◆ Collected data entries
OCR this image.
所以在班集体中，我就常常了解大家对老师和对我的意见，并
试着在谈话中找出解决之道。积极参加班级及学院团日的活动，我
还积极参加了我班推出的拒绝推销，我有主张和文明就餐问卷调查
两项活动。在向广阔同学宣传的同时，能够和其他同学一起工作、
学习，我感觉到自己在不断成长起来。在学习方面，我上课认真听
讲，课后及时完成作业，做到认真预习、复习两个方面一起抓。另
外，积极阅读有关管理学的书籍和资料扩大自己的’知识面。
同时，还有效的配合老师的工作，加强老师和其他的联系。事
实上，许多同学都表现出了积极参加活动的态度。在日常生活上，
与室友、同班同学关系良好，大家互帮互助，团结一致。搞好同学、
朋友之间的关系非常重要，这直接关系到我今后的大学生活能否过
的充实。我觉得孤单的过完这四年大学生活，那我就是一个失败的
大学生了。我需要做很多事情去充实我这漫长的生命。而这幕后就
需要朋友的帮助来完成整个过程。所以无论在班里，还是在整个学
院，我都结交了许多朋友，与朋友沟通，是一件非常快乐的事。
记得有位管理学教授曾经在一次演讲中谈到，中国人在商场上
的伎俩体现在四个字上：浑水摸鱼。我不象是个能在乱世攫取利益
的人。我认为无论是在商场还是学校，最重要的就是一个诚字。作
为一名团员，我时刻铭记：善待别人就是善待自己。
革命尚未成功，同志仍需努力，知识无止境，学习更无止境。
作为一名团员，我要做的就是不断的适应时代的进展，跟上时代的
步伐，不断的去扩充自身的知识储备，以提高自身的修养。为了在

◆ EXERCISE OBJECTIVE
Return all of the entries word for word.

◆ RESULT OF THE EXERCISE
OCR this image.
所以在班集体中，我就常常了解大家对老师和对我的意见，并
试着在谈话中找出解决之道。积极参加班级及学院团日的活动，我
还积极参加了我班推出的拒绝推销，我有主张和文明就餐问卷调查
两项活动。在向广阔同学宣传的同时，能够和其他同学一起工作、
学习，我感觉到自己在不断成长起来。在学习方面，我上课认真听
讲，课后及时完成作业，做到认真预习、复习两个方面一起抓。另
外，积极阅读有关管理学的书籍和资料扩大自己的’知识面。
同时，还有效的配合老师的工作，加强老师和其他的联系。事
实上，许多同学都表现出了积极参加活动的态度。在日常生活上，
与室友、同班同学关系良好，大家互帮互助，团结一致。搞好同学、
朋友之间的关系非常重要，这直接关系到我今后的大学生活能否过
的充实。我觉得孤单的过完这四年大学生活，那我就是一个失败的
大学生了。我需要做很多事情去充实我这漫长的生命。而这幕后就
需要朋友的帮助来完成整个过程。所以无论在班里，还是在整个学
院，我都结交了许多朋友，与朋友沟通，是一件非常快乐的事。
记得有位管理学教授曾经在一次演讲中谈到，中国人在商场上
的伎俩体现在四个字上：浑水摸鱼。我不象是个能在乱世攫取利益
的人。我认为无论是在商场还是学校，最重要的就是一个诚字。作
为一名团员，我时刻铭记：善待别人就是善待自己。
革命尚未成功，同志仍需努力，知识无止境，学习更无止境。
作为一名团员，我要做的就是不断的适应时代的进展，跟上时代的
步伐，不断的去扩充自身的知识储备，以提高自身的修养。为了在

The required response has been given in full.